→ **TO BE DONE**
Transcribe all the entries word for word, skipping the pictures.

→ **SUPPLIED DATA**

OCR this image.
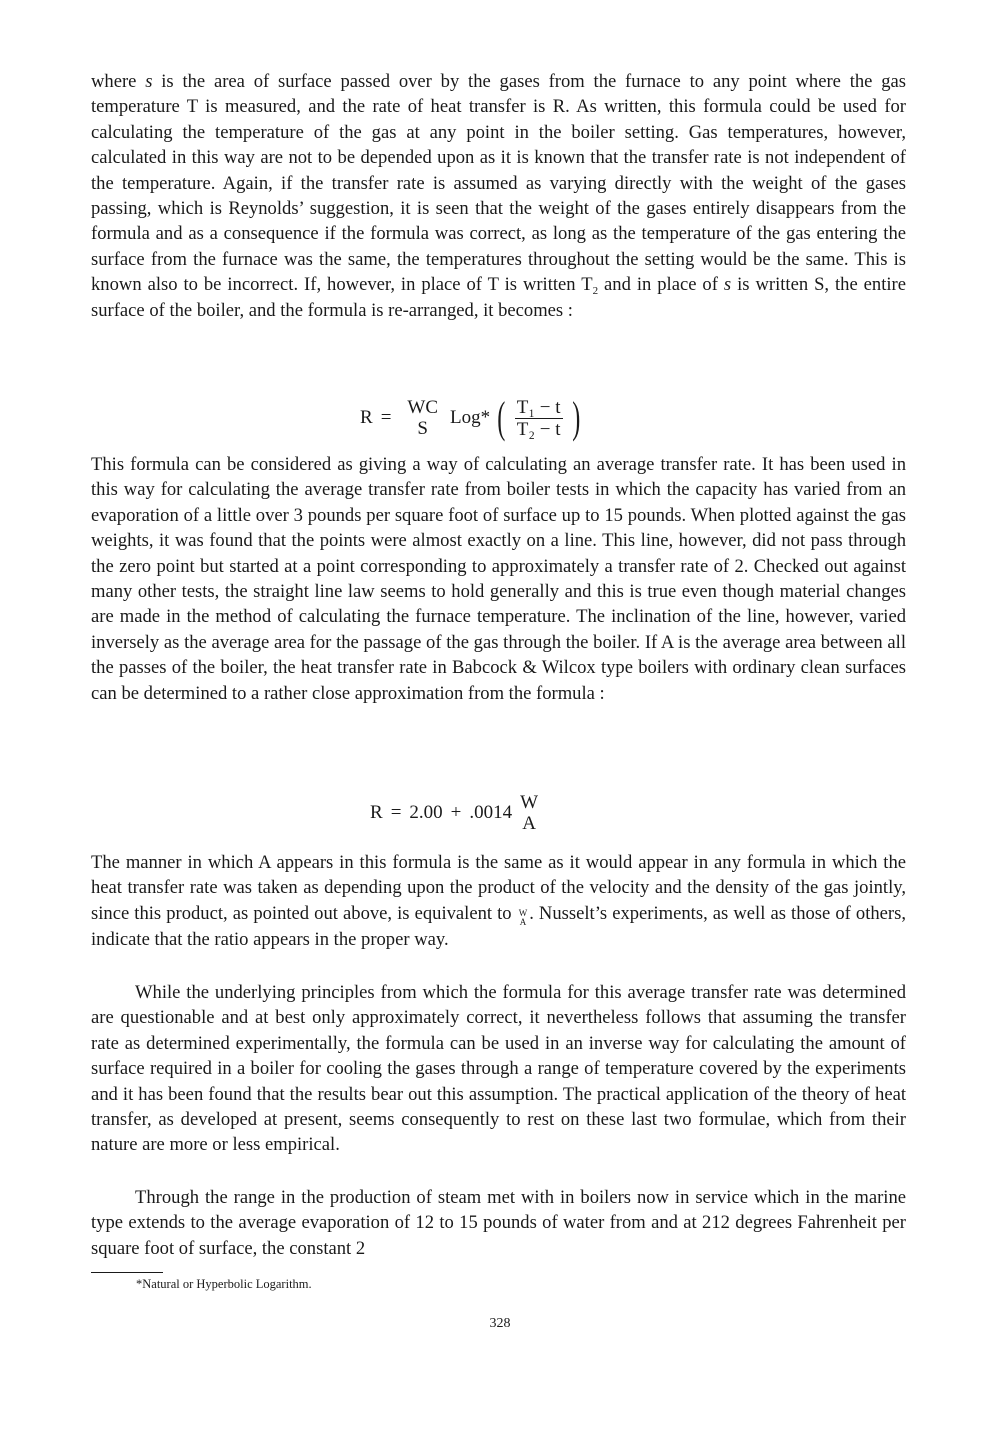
where s is the area of surface passed over by the gases from the furnace to any point where the gas temperature T is measured, and the rate of heat transfer is R. As written, this formula could be used for calculating the temperature of the gas at any point in the boiler setting. Gas temperatures, however, calculated in this way are not to be depended upon as it is known that the transfer rate is not independent of the temperature. Again, if the transfer rate is assumed as varying directly with the weight of the gases passing, which is Reynolds’ suggestion, it is seen that the weight of the gases entirely disappears from the formula and as a consequence if the formula was correct, as long as the temperature of the gas entering the surface from the furnace was the same, the temperatures throughout the setting would be the same. This is known also to be incorrect. If, however, in place of T is written $T_2$ and in place of s is written S, the entire surface of the boiler, and the formula is re-arranged, it becomes :
R = WC
S
Log* ( $\frac{\text{T₁ − t}}{\text{T₂ − t}}$ )
This formula can be considered as giving a way of calculating an average transfer rate. It has been used in this way for calculating the average transfer rate from boiler tests in which the capacity has varied from an evaporation of a little over 3 pounds per square foot of surface up to 15 pounds. When plotted against the gas weights, it was found that the points were almost exactly on a line. This line, however, did not pass through the zero point but started at a point corresponding to approximately a transfer rate of 2. Checked out against many other tests, the straight line law seems to hold generally and this is true even though material changes are made in the method of calculating the furnace temperature. The inclination of the line, however, varied inversely as the average area for the passage of the gas through the boiler. If A is the average area between all the passes of the boiler, the heat transfer rate in Babcock & Wilcox type boilers with ordinary clean surfaces can be determined to a rather close approximation from the formula :
R = 2.00 + .0014 W
A
The manner in which A appears in this formula is the same as it would appear in any formula in which the heat transfer rate was taken as depending upon the product of the velocity and the density of the gas jointly, since this product, as pointed out above, is equivalent to W
A . Nusselt’s experiments, as well as those of others, indicate that the ratio appears in the proper way.
While the underlying principles from which the formula for this average transfer rate was determined are questionable and at best only approximately correct, it nevertheless follows that assuming the transfer rate as determined experimentally, the formula can be used in an inverse way for calculating the amount of surface required in a boiler for cooling the gases through a range of temperature covered by the experiments and it has been found that the results bear out this assumption. The practical application of the theory of heat transfer, as developed at present, seems consequently to rest on these last two formulae, which from their nature are more or less empirical.
Through the range in the production of steam met with in boilers now in service which in the marine type extends to the average evaporation of 12 to 15 pounds of water from and at 212 degrees Fahrenheit per square foot of surface, the constant 2
*Natural or Hyperbolic Logarithm.
328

→ **OUTPUT OF THE EXERCISE**
OCR this image.
where s is the area of surface passed over by the gases from the furnace to any point where the gas temperature T is measured, and the rate of heat transfer is R. As written, this formula could be used for calculating the temperature of the gas at any point in the boiler setting. Gas temperatures, however, calculated in this way are not to be depended upon as it is known that the transfer rate is not independent of the temperature. Again, if the transfer rate is assumed as varying directly with the weight of the gases passing, which is Reynolds’ suggestion, it is seen that the weight of the gases entirely disappears from the formula and as a consequence if the formula was correct, as long as the temperature of the gas entering the surface from the furnace was the same, the temperatures throughout the setting would be the same. This is known also to be incorrect. If, however, in place of T is written $T_2$ and in place of s is written S, the entire surface of the boiler, and the formula is re-arranged, it becomes :
R = WC
S
Log* ( $\frac{\text{T₁ − t}}{\text{T₂ − t}}$ )
This formula can be considered as giving a way of calculating an average transfer rate. It has been used in this way for calculating the average transfer rate from boiler tests in which the capacity has varied from an evaporation of a little over 3 pounds per square foot of surface up to 15 pounds. When plotted against the gas weights, it was found that the points were almost exactly on a line. This line, however, did not pass through the zero point but started at a point corresponding to approximately a transfer rate of 2. Checked out against many other tests, the straight line law seems to hold generally and this is true even though material changes are made in the method of calculating the furnace temperature. The inclination of the line, however, varied inversely as the average area for the passage of the gas through the boiler. If A is the average area between all the passes of the boiler, the heat transfer rate in Babcock & Wilcox type boilers with ordinary clean surfaces can be determined to a rather close approximation from the formula :
R = 2.00 + .0014 W
A
The manner in which A appears in this formula is the same as it would appear in any formula in which the heat transfer rate was taken as depending upon the product of the velocity and the density of the gas jointly, since this product, as pointed out above, is equivalent to W
A . Nusselt’s experiments, as well as those of others, indicate that the ratio appears in the proper way.
While the underlying principles from which the formula for this average transfer rate was determined are questionable and at best only approximately correct, it nevertheless follows that assuming the transfer rate as determined experimentally, the formula can be used in an inverse way for calculating the amount of surface required in a boiler for cooling the gases through a range of temperature covered by the experiments and it has been found that the results bear out this assumption. The practical application of the theory of heat transfer, as developed at present, seems consequently to rest on these last two formulae, which from their nature are more or less empirical.
Through the range in the production of steam met with in boilers now in service which in the marine type extends to the average evaporation of 12 to 15 pounds of water from and at 212 degrees Fahrenheit per square foot of surface, the constant 2
*Natural or Hyperbolic Logarithm.
328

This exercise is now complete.